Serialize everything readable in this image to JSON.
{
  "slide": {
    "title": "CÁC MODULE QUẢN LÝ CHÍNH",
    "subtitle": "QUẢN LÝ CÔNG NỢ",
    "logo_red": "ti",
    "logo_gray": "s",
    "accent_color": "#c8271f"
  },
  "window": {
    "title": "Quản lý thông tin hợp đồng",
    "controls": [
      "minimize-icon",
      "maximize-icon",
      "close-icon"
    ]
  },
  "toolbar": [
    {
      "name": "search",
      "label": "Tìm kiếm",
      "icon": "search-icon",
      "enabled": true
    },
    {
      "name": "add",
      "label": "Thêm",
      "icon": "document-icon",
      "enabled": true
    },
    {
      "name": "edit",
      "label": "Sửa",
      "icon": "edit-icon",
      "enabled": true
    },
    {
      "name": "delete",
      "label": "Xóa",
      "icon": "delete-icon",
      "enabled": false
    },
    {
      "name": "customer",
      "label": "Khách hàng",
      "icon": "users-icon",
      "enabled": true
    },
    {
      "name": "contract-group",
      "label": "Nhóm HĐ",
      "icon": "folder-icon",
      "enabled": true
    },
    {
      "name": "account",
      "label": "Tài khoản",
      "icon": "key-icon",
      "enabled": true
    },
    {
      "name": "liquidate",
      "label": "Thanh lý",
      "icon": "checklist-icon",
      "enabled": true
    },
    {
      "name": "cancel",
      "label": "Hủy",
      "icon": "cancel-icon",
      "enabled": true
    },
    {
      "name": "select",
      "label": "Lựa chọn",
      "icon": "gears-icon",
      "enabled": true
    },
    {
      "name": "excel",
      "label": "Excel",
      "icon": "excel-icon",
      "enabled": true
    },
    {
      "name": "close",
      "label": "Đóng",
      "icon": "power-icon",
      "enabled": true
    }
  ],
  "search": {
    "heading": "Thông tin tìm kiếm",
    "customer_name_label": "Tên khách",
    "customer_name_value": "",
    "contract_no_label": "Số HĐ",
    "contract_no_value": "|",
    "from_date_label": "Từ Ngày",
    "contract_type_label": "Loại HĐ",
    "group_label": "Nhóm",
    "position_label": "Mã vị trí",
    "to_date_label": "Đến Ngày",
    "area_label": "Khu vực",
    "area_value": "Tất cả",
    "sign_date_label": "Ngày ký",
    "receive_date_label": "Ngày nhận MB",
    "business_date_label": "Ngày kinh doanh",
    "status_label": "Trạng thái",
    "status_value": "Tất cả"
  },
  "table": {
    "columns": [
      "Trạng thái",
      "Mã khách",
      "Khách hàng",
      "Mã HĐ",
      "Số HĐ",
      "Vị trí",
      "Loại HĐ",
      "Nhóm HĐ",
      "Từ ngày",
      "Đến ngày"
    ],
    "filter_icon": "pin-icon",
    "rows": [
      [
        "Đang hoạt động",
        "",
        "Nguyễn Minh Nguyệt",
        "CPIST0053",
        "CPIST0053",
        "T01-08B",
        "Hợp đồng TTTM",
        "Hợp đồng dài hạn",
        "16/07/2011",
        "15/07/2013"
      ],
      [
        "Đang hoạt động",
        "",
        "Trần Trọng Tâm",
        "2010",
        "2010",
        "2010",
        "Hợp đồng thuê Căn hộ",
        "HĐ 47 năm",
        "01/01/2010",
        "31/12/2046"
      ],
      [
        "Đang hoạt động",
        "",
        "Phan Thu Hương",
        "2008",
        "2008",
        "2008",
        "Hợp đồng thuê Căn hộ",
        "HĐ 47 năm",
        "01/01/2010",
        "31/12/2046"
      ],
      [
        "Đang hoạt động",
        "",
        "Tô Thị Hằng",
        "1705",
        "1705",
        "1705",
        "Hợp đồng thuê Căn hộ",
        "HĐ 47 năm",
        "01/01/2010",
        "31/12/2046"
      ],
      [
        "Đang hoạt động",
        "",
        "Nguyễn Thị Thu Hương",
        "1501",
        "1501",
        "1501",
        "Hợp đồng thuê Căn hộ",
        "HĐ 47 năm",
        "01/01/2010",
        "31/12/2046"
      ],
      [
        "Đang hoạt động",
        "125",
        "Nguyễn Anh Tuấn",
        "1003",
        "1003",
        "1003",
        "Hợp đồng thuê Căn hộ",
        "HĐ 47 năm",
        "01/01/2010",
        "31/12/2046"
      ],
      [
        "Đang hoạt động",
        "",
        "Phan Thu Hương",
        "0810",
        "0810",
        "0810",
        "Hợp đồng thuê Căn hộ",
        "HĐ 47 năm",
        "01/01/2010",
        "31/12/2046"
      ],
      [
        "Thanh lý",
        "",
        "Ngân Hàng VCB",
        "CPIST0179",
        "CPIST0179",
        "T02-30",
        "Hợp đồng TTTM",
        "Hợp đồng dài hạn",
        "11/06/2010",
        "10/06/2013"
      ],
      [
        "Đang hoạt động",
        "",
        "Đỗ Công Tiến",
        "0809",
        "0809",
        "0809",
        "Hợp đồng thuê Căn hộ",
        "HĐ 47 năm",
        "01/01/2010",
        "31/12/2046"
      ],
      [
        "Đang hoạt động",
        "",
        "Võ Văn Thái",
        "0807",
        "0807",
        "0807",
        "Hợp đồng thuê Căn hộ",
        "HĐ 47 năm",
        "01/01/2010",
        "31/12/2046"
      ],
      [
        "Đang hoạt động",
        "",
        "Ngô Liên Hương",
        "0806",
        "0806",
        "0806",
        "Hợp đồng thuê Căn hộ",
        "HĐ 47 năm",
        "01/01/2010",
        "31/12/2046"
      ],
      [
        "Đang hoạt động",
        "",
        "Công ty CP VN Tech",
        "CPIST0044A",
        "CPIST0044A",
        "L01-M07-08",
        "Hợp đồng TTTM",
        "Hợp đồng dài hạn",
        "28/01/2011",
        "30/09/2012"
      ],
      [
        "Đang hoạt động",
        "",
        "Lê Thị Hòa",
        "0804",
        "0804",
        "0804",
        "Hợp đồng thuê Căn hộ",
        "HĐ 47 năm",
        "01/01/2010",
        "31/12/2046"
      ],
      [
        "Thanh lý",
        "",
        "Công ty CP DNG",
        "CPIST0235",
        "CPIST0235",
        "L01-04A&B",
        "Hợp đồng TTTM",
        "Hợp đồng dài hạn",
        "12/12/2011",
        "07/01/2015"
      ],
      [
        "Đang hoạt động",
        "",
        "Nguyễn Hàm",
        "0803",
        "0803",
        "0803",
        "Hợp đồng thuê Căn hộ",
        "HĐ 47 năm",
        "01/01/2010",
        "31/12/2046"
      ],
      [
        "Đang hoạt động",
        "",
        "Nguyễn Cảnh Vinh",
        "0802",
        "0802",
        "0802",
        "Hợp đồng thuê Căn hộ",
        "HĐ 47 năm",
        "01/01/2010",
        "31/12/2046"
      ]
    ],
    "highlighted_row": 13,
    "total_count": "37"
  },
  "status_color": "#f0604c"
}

● ● ● ● ●

## DO THIS:
From the first line to the last, retype the data exactly.

## EXERCISE RESPONSE:
Serialize everything readable in this image to JSON.
{
  "slide": {
    "title": "CÁC MODULE QUẢN LÝ CHÍNH",
    "subtitle": "QUẢN LÝ CÔNG NỢ",
    "logo_red": "ti",
    "logo_gray": "s",
    "accent_color": "#c8271f"
  },
  "window": {
    "title": "Quản lý thông tin hợp đồng",
    "controls": [
      "minimize-icon",
      "maximize-icon",
      "close-icon"
    ]
  },
  "toolbar": [
    {
      "name": "search",
      "label": "Tìm kiếm",
      "icon": "search-icon",
      "enabled": true
    },
    {
      "name": "add",
      "label": "Thêm",
      "icon": "document-icon",
      "enabled": true
    },
    {
      "name": "edit",
      "label": "Sửa",
      "icon": "edit-icon",
      "enabled": true
    },
    {
      "name": "delete",
      "label": "Xóa",
      "icon": "delete-icon",
      "enabled": false
    },
    {
      "name": "customer",
      "label": "Khách hàng",
      "icon": "users-icon",
      "enabled": true
    },
    {
      "name": "contract-group",
      "label": "Nhóm HĐ",
      "icon": "folder-icon",
      "enabled": true
    },
    {
      "name": "account",
      "label": "Tài khoản",
      "icon": "key-icon",
      "enabled": true
    },
    {
      "name": "liquidate",
      "label": "Thanh lý",
      "icon": "checklist-icon",
      "enabled": true
    },
    {
      "name": "cancel",
      "label": "Hủy",
      "icon": "cancel-icon",
      "enabled": true
    },
    {
      "name": "select",
      "label": "Lựa chọn",
      "icon": "gears-icon",
      "enabled": true
    },
    {
      "name": "excel",
      "label": "Excel",
      "icon": "excel-icon",
      "enabled": true
    },
    {
      "name": "close",
      "label": "Đóng",
      "icon": "power-icon",
      "enabled": true
    }
  ],
  "search": {
    "heading": "Thông tin tìm kiếm",
    "customer_name_label": "Tên khách",
    "customer_name_value": "",
    "contract_no_label": "Số HĐ",
    "contract_no_value": "|",
    "from_date_label": "Từ Ngày",
    "contract_type_label": "Loại HĐ",
    "group_label": "Nhóm",
    "position_label": "Mã vị trí",
    "to_date_label": "Đến Ngày",
    "area_label": "Khu vực",
    "area_value": "Tất cả",
    "sign_date_label": "Ngày ký",
    "receive_date_label": "Ngày nhận MB",
    "business_date_label": "Ngày kinh doanh",
    "status_label": "Trạng thái",
    "status_value": "Tất cả"
  },
  "table": {
    "columns": [
      "Trạng thái",
      "Mã khách",
      "Khách hàng",
      "Mã HĐ",
      "Số HĐ",
      "Vị trí",
      "Loại HĐ",
      "Nhóm HĐ",
      "Từ ngày",
      "Đến ngày"
    ],
    "filter_icon": "pin-icon",
    "rows": [
      [
        "Đang hoạt động",
        "",
        "Nguyễn Minh Nguyệt",
        "CPIST0053",
        "CPIST0053",
        "T01-08B",
        "Hợp đồng TTTM",
        "Hợp đồng dài hạn",
        "16/07/2011",
        "15/07/2013"
      ],
      [
        "Đang hoạt động",
        "",
        "Trần Trọng Tâm",
        "2010",
        "2010",
        "2010",
        "Hợp đồng thuê Căn hộ",
        "HĐ 47 năm",
        "01/01/2010",
        "31/12/2046"
      ],
      [
        "Đang hoạt động",
        "",
        "Phan Thu Hương",
        "2008",
        "2008",
        "2008",
        "Hợp đồng thuê Căn hộ",
        "HĐ 47 năm",
        "01/01/2010",
        "31/12/2046"
      ],
      [
        "Đang hoạt động",
        "",
        "Tô Thị Hằng",
        "1705",
        "1705",
        "1705",
        "Hợp đồng thuê Căn hộ",
        "HĐ 47 năm",
        "01/01/2010",
        "31/12/2046"
      ],
      [
        "Đang hoạt động",
        "",
        "Nguyễn Thị Thu Hương",
        "1501",
        "1501",
        "1501",
        "Hợp đồng thuê Căn hộ",
        "HĐ 47 năm",
        "01/01/2010",
        "31/12/2046"
      ],
      [
        "Đang hoạt động",
        "125",
        "Nguyễn Anh Tuấn",
        "1003",
        "1003",
        "1003",
        "Hợp đồng thuê Căn hộ",
        "HĐ 47 năm",
        "01/01/2010",
        "31/12/2046"
      ],
      [
        "Đang hoạt động",
        "",
        "Phan Thu Hương",
        "0810",
        "0810",
        "0810",
        "Hợp đồng thuê Căn hộ",
        "HĐ 47 năm",
        "01/01/2010",
        "31/12/2046"
      ],
      [
        "Thanh lý",
        "",
        "Ngân Hàng VCB",
        "CPIST0179",
        "CPIST0179",
        "T02-30",
        "Hợp đồng TTTM",
        "Hợp đồng dài hạn",
        "11/06/2010",
        "10/06/2013"
      ],
      [
        "Đang hoạt động",
        "",
        "Đỗ Công Tiến",
        "0809",
        "0809",
        "0809",
        "Hợp đồng thuê Căn hộ",
        "HĐ 47 năm",
        "01/01/2010",
        "31/12/2046"
      ],
      [
        "Đang hoạt động",
        "",
        "Võ Văn Thái",
        "0807",
        "0807",
        "0807",
        "Hợp đồng thuê Căn hộ",
        "HĐ 47 năm",
        "01/01/2010",
        "31/12/2046"
      ],
      [
        "Đang hoạt động",
        "",
        "Ngô Liên Hương",
        "0806",
        "0806",
        "0806",
        "Hợp đồng thuê Căn hộ",
        "HĐ 47 năm",
        "01/01/2010",
        "31/12/2046"
      ],
      [
        "Đang hoạt động",
        "",
        "Công ty CP VN Tech",
        "CPIST0044A",
        "CPIST0044A",
        "L01-M07-08",
        "Hợp đồng TTTM",
        "Hợp đồng dài hạn",
        "28/01/2011",
        "30/09/2012"
      ],
      [
        "Đang hoạt động",
        "",
        "Lê Thị Hòa",
        "0804",
        "0804",
        "0804",
        "Hợp đồng thuê Căn hộ",
        "HĐ 47 năm",
        "01/01/2010",
        "31/12/2046"
      ],
      [
        "Thanh lý",
        "",
        "Công ty CP DNG",
        "CPIST0235",
        "CPIST0235",
        "L01-04A&B",
        "Hợp đồng TTTM",
        "Hợp đồng dài hạn",
        "12/12/2011",
        "07/01/2015"
      ],
      [
        "Đang hoạt động",
        "",
        "Nguyễn Hàm",
        "0803",
        "0803",
        "0803",
        "Hợp đồng thuê Căn hộ",
        "HĐ 47 năm",
        "01/01/2010",
        "31/12/2046"
      ],
      [
        "Đang hoạt động",
        "",
        "Nguyễn Cảnh Vinh",
        "0802",
        "0802",
        "0802",
        "Hợp đồng thuê Căn hộ",
        "HĐ 47 năm",
        "01/01/2010",
        "31/12/2046"
      ]
    ],
    "highlighted_row": 13,
    "total_count": "37"
  },
  "status_color": "#f0604c"
}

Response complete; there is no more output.